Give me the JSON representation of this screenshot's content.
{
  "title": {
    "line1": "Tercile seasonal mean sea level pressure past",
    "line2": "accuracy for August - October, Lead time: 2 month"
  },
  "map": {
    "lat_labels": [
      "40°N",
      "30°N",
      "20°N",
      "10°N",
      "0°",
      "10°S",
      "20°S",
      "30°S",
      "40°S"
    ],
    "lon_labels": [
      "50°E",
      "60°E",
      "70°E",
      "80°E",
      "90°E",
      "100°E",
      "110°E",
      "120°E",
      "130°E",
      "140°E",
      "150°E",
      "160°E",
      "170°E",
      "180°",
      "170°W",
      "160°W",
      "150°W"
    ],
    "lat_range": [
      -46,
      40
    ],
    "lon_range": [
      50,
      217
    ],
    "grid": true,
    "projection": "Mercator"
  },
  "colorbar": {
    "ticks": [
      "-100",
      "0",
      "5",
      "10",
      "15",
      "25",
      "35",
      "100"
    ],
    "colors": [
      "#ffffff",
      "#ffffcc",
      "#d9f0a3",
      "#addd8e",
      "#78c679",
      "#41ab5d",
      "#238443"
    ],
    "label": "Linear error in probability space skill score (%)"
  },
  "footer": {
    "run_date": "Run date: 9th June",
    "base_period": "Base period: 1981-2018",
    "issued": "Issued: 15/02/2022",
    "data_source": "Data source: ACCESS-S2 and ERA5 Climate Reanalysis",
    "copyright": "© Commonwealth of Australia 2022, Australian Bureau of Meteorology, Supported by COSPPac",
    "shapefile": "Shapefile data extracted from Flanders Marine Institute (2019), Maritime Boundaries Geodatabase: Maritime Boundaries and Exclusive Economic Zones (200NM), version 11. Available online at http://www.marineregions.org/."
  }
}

·····

__Short exercise__: Make an exact copy of the records.

__Reply to the exercise__:
Give me the JSON representation of this screenshot's content.
{
  "title": {
    "line1": "Tercile seasonal mean sea level pressure past",
    "line2": "accuracy for August - October, Lead time: 2 month"
  },
  "map": {
    "lat_labels": [
      "40°N",
      "30°N",
      "20°N",
      "10°N",
      "0°",
      "10°S",
      "20°S",
      "30°S",
      "40°S"
    ],
    "lon_labels": [
      "50°E",
      "60°E",
      "70°E",
      "80°E",
      "90°E",
      "100°E",
      "110°E",
      "120°E",
      "130°E",
      "140°E",
      "150°E",
      "160°E",
      "170°E",
      "180°",
      "170°W",
      "160°W",
      "150°W"
    ],
    "lat_range": [
      -46,
      40
    ],
    "lon_range": [
      50,
      217
    ],
    "grid": true,
    "projection": "Mercator"
  },
  "colorbar": {
    "ticks": [
      "-100",
      "0",
      "5",
      "10",
      "15",
      "25",
      "35",
      "100"
    ],
    "colors": [
      "#ffffff",
      "#ffffcc",
      "#d9f0a3",
      "#addd8e",
      "#78c679",
      "#41ab5d",
      "#238443"
    ],
    "label": "Linear error in probability space skill score (%)"
  },
  "footer": {
    "run_date": "Run date: 9th June",
    "base_period": "Base period: 1981-2018",
    "issued": "Issued: 15/02/2022",
    "data_source": "Data source: ACCESS-S2 and ERA5 Climate Reanalysis",
    "copyright": "© Commonwealth of Australia 2022, Australian Bureau of Meteorology, Supported by COSPPac",
    "shapefile": "Shapefile data extracted from Flanders Marine Institute (2019), Maritime Boundaries Geodatabase: Maritime Boundaries and Exclusive Economic Zones (200NM), version 11. Available online at http://www.marineregions.org/."
  }
}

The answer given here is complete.